**Given problem**:
Extract each line of the data and write it out again exactly.

-=-=-

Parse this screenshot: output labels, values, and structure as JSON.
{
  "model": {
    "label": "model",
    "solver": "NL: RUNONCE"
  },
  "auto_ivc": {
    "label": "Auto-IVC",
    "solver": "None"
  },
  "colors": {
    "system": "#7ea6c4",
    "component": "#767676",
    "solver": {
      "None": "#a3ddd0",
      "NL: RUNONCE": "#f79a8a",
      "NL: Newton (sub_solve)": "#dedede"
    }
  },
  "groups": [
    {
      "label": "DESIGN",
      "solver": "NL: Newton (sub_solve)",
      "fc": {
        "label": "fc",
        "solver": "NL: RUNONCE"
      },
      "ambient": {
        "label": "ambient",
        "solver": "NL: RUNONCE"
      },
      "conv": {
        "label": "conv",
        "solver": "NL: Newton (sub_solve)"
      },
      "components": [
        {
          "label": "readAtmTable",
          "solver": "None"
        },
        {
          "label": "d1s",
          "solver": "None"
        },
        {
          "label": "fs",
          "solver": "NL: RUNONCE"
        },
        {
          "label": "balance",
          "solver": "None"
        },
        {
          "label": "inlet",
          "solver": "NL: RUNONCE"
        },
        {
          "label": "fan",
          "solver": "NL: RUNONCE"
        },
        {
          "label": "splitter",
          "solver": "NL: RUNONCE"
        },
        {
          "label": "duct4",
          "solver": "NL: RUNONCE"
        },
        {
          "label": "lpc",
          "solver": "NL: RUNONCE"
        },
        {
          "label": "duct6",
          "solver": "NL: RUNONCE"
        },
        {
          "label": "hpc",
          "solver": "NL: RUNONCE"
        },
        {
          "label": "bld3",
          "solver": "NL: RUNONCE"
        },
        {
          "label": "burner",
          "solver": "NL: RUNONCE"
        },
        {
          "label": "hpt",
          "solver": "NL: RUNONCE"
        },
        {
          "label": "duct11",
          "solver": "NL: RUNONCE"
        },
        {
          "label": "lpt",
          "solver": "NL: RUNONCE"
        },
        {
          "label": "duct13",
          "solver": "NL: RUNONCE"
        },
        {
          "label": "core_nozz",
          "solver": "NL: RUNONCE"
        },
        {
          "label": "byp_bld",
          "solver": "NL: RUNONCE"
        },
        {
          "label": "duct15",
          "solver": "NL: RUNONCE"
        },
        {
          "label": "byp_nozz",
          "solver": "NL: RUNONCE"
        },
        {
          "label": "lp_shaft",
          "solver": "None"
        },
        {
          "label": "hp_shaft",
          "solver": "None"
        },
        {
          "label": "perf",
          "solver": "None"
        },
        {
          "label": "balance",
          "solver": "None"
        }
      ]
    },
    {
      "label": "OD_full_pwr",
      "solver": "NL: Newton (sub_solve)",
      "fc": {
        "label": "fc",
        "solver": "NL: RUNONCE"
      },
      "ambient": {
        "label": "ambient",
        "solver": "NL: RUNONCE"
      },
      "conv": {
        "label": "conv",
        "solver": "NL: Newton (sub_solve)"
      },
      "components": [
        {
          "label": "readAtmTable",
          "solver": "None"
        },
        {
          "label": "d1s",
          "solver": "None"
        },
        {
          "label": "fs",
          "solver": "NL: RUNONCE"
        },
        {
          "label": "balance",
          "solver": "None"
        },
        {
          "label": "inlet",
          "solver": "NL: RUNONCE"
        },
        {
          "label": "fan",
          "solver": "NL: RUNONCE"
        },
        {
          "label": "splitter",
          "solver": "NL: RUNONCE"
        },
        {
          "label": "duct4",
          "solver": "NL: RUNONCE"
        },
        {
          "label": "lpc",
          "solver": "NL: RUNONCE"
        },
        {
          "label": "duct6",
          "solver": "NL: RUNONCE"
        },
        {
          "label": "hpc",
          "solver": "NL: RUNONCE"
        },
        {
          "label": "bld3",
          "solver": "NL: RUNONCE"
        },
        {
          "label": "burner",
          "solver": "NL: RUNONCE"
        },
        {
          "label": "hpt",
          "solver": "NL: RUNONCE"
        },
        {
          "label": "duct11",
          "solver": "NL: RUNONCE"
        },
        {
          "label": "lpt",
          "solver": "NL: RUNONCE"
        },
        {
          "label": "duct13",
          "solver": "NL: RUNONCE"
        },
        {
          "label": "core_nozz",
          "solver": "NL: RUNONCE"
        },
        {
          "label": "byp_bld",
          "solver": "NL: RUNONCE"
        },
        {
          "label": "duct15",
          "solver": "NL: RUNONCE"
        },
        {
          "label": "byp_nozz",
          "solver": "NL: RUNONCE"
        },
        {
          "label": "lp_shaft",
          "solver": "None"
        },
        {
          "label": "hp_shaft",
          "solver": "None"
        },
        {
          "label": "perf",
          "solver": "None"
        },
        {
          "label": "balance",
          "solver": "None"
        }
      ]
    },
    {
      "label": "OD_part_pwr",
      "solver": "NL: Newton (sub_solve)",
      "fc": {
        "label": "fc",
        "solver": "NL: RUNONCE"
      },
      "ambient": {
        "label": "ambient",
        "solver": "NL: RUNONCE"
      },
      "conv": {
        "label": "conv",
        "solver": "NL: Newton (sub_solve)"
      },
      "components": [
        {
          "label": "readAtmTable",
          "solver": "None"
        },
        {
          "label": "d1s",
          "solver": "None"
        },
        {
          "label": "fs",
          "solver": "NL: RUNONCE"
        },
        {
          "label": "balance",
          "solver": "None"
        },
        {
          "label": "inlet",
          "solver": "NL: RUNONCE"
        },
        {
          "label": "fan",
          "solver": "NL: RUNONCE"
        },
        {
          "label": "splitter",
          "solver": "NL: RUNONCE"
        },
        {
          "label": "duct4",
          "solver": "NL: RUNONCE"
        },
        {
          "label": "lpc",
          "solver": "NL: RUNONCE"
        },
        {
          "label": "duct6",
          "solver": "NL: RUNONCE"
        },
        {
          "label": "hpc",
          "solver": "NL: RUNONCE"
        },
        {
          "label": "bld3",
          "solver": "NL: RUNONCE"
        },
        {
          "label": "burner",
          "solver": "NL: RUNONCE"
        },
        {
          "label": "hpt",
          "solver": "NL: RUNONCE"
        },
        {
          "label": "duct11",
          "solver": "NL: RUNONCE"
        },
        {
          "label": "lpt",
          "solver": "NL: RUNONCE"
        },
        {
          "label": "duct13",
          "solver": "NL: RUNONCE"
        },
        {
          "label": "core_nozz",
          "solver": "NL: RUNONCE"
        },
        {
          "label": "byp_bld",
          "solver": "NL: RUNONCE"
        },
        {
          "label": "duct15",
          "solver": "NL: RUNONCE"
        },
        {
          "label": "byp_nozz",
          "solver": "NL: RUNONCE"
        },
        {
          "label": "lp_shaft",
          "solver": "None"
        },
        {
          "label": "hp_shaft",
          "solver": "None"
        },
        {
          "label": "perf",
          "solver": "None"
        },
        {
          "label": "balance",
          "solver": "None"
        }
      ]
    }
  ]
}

-=-=-

**Response for this exercise**:
Parse this screenshot: output labels, values, and structure as JSON.
{
  "model": {
    "label": "model",
    "solver": "NL: RUNONCE"
  },
  "auto_ivc": {
    "label": "Auto-IVC",
    "solver": "None"
  },
  "colors": {
    "system": "#7ea6c4",
    "component": "#767676",
    "solver": {
      "None": "#a3ddd0",
      "NL: RUNONCE": "#f79a8a",
      "NL: Newton (sub_solve)": "#dedede"
    }
  },
  "groups": [
    {
      "label": "DESIGN",
      "solver": "NL: Newton (sub_solve)",
      "fc": {
        "label": "fc",
        "solver": "NL: RUNONCE"
      },
      "ambient": {
        "label": "ambient",
        "solver": "NL: RUNONCE"
      },
      "conv": {
        "label": "conv",
        "solver": "NL: Newton (sub_solve)"
      },
      "components": [
        {
          "label": "readAtmTable",
          "solver": "None"
        },
        {
          "label": "d1s",
          "solver": "None"
        },
        {
          "label": "fs",
          "solver": "NL: RUNONCE"
        },
        {
          "label": "balance",
          "solver": "None"
        },
        {
          "label": "inlet",
          "solver": "NL: RUNONCE"
        },
        {
          "label": "fan",
          "solver": "NL: RUNONCE"
        },
        {
          "label": "splitter",
          "solver": "NL: RUNONCE"
        },
        {
          "label": "duct4",
          "solver": "NL: RUNONCE"
        },
        {
          "label": "lpc",
          "solver": "NL: RUNONCE"
        },
        {
          "label": "duct6",
          "solver": "NL: RUNONCE"
        },
        {
          "label": "hpc",
          "solver": "NL: RUNONCE"
        },
        {
          "label": "bld3",
          "solver": "NL: RUNONCE"
        },
        {
          "label": "burner",
          "solver": "NL: RUNONCE"
        },
        {
          "label": "hpt",
          "solver": "NL: RUNONCE"
        },
        {
          "label": "duct11",
          "solver": "NL: RUNONCE"
        },
        {
          "label": "lpt",
          "solver": "NL: RUNONCE"
        },
        {
          "label": "duct13",
          "solver": "NL: RUNONCE"
        },
        {
          "label": "core_nozz",
          "solver": "NL: RUNONCE"
        },
        {
          "label": "byp_bld",
          "solver": "NL: RUNONCE"
        },
        {
          "label": "duct15",
          "solver": "NL: RUNONCE"
        },
        {
          "label": "byp_nozz",
          "solver": "NL: RUNONCE"
        },
        {
          "label": "lp_shaft",
          "solver": "None"
        },
        {
          "label": "hp_shaft",
          "solver": "None"
        },
        {
          "label": "perf",
          "solver": "None"
        },
        {
          "label": "balance",
          "solver": "None"
        }
      ]
    },
    {
      "label": "OD_full_pwr",
      "solver": "NL: Newton (sub_solve)",
      "fc": {
        "label": "fc",
        "solver": "NL: RUNONCE"
      },
      "ambient": {
        "label": "ambient",
        "solver": "NL: RUNONCE"
      },
      "conv": {
        "label": "conv",
        "solver": "NL: Newton (sub_solve)"
      },
      "components": [
        {
          "label": "readAtmTable",
          "solver": "None"
        },
        {
          "label": "d1s",
          "solver": "None"
        },
        {
          "label": "fs",
          "solver": "NL: RUNONCE"
        },
        {
          "label": "balance",
          "solver": "None"
        },
        {
          "label": "inlet",
          "solver": "NL: RUNONCE"
        },
        {
          "label": "fan",
          "solver": "NL: RUNONCE"
        },
        {
          "label": "splitter",
          "solver": "NL: RUNONCE"
        },
        {
          "label": "duct4",
          "solver": "NL: RUNONCE"
        },
        {
          "label": "lpc",
          "solver": "NL: RUNONCE"
        },
        {
          "label": "duct6",
          "solver": "NL: RUNONCE"
        },
        {
          "label": "hpc",
          "solver": "NL: RUNONCE"
        },
        {
          "label": "bld3",
          "solver": "NL: RUNONCE"
        },
        {
          "label": "burner",
          "solver": "NL: RUNONCE"
        },
        {
          "label": "hpt",
          "solver": "NL: RUNONCE"
        },
        {
          "label": "duct11",
          "solver": "NL: RUNONCE"
        },
        {
          "label": "lpt",
          "solver": "NL: RUNONCE"
        },
        {
          "label": "duct13",
          "solver": "NL: RUNONCE"
        },
        {
          "label": "core_nozz",
          "solver": "NL: RUNONCE"
        },
        {
          "label": "byp_bld",
          "solver": "NL: RUNONCE"
        },
        {
          "label": "duct15",
          "solver": "NL: RUNONCE"
        },
        {
          "label": "byp_nozz",
          "solver": "NL: RUNONCE"
        },
        {
          "label": "lp_shaft",
          "solver": "None"
        },
        {
          "label": "hp_shaft",
          "solver": "None"
        },
        {
          "label": "perf",
          "solver": "None"
        },
        {
          "label": "balance",
          "solver": "None"
        }
      ]
    },
    {
      "label": "OD_part_pwr",
      "solver": "NL: Newton (sub_solve)",
      "fc": {
        "label": "fc",
        "solver": "NL: RUNONCE"
      },
      "ambient": {
        "label": "ambient",
        "solver": "NL: RUNONCE"
      },
      "conv": {
        "label": "conv",
        "solver": "NL: Newton (sub_solve)"
      },
      "components": [
        {
          "label": "readAtmTable",
          "solver": "None"
        },
        {
          "label": "d1s",
          "solver": "None"
        },
        {
          "label": "fs",
          "solver": "NL: RUNONCE"
        },
        {
          "label": "balance",
          "solver": "None"
        },
        {
          "label": "inlet",
          "solver": "NL: RUNONCE"
        },
        {
          "label": "fan",
          "solver": "NL: RUNONCE"
        },
        {
          "label": "splitter",
          "solver": "NL: RUNONCE"
        },
        {
          "label": "duct4",
          "solver": "NL: RUNONCE"
        },
        {
          "label": "lpc",
          "solver": "NL: RUNONCE"
        },
        {
          "label": "duct6",
          "solver": "NL: RUNONCE"
        },
        {
          "label": "hpc",
          "solver": "NL: RUNONCE"
        },
        {
          "label": "bld3",
          "solver": "NL: RUNONCE"
        },
        {
          "label": "burner",
          "solver": "NL: RUNONCE"
        },
        {
          "label": "hpt",
          "solver": "NL: RUNONCE"
        },
        {
          "label": "duct11",
          "solver": "NL: RUNONCE"
        },
        {
          "label": "lpt",
          "solver": "NL: RUNONCE"
        },
        {
          "label": "duct13",
          "solver": "NL: RUNONCE"
        },
        {
          "label": "core_nozz",
          "solver": "NL: RUNONCE"
        },
        {
          "label": "byp_bld",
          "solver": "NL: RUNONCE"
        },
        {
          "label": "duct15",
          "solver": "NL: RUNONCE"
        },
        {
          "label": "byp_nozz",
          "solver": "NL: RUNONCE"
        },
        {
          "label": "lp_shaft",
          "solver": "None"
        },
        {
          "label": "hp_shaft",
          "solver": "None"
        },
        {
          "label": "perf",
          "solver": "None"
        },
        {
          "label": "balance",
          "solver": "None"
        }
      ]
    }
  ]
}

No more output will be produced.